#### [GIVEN INSTRUCTION]
From the entries below, please gather each line containing the string "name".

[Records about charts and figures]
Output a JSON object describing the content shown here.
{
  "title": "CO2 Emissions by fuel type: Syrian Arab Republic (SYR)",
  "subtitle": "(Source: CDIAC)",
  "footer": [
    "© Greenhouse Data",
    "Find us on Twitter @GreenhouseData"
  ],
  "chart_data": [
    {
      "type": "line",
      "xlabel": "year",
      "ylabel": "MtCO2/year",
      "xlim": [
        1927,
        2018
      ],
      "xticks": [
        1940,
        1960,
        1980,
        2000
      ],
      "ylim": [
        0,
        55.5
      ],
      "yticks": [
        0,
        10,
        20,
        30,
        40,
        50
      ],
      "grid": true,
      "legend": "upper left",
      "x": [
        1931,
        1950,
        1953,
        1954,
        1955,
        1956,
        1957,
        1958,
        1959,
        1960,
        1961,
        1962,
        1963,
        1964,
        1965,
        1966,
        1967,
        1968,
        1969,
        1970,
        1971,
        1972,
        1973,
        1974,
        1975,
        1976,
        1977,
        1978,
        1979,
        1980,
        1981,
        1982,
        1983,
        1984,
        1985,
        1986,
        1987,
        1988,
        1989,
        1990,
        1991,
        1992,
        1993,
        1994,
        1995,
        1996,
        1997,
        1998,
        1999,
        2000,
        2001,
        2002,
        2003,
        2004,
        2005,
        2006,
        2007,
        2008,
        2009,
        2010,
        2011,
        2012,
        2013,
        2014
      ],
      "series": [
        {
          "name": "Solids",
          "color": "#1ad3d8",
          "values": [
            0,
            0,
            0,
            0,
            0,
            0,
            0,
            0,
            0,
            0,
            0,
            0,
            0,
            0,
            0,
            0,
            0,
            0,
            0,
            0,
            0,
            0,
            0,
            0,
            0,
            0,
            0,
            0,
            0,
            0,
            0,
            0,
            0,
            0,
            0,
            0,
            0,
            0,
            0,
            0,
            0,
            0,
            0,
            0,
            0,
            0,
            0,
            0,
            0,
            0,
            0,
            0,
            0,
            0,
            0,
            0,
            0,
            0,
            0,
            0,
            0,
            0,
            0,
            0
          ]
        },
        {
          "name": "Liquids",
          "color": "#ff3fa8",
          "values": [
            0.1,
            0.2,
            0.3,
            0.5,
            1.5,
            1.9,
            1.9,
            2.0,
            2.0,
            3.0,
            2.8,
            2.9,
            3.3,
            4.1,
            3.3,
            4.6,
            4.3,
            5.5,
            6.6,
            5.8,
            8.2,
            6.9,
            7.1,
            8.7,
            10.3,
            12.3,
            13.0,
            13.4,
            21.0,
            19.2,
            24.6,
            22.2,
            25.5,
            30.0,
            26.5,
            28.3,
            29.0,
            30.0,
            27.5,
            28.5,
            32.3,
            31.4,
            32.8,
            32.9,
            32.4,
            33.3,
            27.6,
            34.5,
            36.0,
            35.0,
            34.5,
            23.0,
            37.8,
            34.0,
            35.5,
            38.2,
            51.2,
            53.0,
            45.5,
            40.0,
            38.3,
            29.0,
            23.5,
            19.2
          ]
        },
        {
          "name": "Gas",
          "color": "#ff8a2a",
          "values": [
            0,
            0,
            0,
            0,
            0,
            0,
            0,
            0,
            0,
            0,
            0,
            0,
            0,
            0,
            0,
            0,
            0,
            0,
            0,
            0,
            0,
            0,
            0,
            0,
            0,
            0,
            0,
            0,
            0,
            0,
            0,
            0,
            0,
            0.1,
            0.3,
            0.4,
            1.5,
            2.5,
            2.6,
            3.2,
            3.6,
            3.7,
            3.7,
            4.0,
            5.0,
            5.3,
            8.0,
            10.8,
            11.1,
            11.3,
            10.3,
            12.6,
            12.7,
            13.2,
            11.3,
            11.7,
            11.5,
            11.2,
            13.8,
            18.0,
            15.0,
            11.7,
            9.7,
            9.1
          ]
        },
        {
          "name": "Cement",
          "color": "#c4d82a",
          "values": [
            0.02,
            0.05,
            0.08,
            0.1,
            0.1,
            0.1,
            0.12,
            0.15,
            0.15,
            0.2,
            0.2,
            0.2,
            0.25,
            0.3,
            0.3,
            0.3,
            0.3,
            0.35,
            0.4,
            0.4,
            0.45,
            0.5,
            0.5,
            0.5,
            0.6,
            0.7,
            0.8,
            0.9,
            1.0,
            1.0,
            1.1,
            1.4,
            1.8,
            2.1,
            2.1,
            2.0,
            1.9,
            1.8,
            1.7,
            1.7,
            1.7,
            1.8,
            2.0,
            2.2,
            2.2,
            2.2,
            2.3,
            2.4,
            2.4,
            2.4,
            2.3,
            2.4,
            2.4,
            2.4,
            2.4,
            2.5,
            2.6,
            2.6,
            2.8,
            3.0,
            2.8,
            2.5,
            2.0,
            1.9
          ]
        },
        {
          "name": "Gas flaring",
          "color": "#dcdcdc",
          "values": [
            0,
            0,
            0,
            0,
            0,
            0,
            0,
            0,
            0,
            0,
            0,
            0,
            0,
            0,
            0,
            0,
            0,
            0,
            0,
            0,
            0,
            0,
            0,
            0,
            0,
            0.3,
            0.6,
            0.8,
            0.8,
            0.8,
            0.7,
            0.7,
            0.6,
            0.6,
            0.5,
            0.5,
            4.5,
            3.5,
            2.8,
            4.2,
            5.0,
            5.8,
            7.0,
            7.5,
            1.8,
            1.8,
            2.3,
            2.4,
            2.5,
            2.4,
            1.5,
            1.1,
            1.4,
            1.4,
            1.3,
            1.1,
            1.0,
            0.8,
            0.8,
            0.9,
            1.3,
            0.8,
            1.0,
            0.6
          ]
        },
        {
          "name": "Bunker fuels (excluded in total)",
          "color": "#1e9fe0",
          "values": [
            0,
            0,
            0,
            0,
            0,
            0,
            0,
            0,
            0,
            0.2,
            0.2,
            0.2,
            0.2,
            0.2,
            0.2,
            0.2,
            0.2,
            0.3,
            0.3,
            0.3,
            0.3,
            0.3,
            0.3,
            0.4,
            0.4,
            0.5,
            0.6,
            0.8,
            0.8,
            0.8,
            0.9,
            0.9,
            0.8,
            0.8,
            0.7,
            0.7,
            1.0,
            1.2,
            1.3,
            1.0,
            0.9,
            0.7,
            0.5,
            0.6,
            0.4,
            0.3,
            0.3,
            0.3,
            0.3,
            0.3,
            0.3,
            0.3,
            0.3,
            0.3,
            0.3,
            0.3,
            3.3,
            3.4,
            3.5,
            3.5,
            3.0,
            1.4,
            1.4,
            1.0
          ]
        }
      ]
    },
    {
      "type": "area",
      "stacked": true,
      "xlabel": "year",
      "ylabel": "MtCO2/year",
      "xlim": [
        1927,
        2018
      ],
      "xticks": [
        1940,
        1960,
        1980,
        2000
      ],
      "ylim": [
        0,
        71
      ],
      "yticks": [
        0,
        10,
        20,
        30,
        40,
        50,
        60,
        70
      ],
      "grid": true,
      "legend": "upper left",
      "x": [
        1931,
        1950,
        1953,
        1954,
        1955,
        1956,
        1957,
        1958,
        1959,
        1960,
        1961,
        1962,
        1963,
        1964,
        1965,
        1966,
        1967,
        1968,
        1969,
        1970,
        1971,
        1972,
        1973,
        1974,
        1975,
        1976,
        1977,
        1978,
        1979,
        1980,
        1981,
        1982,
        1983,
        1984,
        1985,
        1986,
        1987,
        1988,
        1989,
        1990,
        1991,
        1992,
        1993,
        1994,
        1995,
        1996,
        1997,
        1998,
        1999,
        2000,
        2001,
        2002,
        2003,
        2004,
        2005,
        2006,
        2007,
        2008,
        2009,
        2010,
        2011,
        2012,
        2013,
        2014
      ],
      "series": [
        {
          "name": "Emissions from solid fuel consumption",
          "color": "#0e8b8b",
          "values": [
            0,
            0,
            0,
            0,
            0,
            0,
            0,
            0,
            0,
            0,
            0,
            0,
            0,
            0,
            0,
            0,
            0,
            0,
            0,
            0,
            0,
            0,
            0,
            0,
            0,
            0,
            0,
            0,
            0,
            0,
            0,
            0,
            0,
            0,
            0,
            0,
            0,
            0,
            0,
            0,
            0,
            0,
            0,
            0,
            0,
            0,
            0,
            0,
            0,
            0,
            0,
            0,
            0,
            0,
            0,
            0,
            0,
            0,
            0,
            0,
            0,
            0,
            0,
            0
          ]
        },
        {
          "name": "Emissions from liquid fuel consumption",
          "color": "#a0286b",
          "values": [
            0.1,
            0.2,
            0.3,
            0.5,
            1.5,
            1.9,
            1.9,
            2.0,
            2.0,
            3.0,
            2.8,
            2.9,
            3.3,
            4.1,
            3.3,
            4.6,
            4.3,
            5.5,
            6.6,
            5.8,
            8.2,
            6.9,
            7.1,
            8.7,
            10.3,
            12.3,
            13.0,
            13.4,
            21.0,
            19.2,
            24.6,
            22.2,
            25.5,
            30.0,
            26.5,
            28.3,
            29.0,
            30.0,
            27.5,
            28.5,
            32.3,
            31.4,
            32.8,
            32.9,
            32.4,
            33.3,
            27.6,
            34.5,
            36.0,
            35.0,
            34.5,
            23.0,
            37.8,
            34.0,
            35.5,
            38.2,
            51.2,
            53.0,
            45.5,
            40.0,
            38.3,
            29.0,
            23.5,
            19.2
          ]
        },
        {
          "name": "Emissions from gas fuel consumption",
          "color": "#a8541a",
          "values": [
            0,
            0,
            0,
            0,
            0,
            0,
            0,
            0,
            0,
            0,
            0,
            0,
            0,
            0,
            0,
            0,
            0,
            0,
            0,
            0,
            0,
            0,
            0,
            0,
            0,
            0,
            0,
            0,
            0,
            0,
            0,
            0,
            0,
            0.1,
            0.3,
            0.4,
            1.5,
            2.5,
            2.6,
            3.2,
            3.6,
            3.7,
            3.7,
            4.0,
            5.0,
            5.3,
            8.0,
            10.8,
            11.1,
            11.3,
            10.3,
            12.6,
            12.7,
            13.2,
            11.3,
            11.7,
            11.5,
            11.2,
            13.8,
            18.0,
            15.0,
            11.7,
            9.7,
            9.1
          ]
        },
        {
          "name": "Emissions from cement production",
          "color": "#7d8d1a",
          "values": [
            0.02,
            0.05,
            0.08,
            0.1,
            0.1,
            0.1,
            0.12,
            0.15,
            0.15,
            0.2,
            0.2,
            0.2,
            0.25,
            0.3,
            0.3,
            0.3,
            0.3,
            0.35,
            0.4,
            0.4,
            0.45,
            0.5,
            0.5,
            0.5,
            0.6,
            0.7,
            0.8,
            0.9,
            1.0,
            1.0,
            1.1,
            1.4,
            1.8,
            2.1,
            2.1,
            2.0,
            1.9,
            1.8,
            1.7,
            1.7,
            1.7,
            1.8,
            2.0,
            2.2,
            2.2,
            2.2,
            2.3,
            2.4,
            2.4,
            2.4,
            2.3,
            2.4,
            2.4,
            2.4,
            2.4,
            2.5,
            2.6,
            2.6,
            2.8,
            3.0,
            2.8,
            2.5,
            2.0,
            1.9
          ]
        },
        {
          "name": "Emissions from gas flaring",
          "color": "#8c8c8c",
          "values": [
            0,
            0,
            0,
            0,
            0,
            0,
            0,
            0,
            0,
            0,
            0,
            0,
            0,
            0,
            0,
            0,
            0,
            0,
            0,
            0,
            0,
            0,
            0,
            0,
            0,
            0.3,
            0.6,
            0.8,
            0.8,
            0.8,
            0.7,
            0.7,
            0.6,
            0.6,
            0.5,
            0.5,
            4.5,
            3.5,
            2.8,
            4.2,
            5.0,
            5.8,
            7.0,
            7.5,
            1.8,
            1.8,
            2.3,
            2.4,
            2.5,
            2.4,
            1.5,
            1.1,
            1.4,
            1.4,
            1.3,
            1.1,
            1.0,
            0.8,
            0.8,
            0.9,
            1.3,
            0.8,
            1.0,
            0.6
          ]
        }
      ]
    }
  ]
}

#### [THE RESPONSE]
          "name": "Solids",
          "name": "Liquids",
          "name": "Gas",
          "name": "Cement",
          "name": "Gas flaring",
          "name": "Bunker fuels (excluded in total)",
          "name": "Emissions from solid fuel consumption",
          "name": "Emissions from liquid fuel consumption",
          "name": "Emissions from gas fuel consumption",
          "name": "Emissions from cement production",
          "name": "Emissions from gas flaring",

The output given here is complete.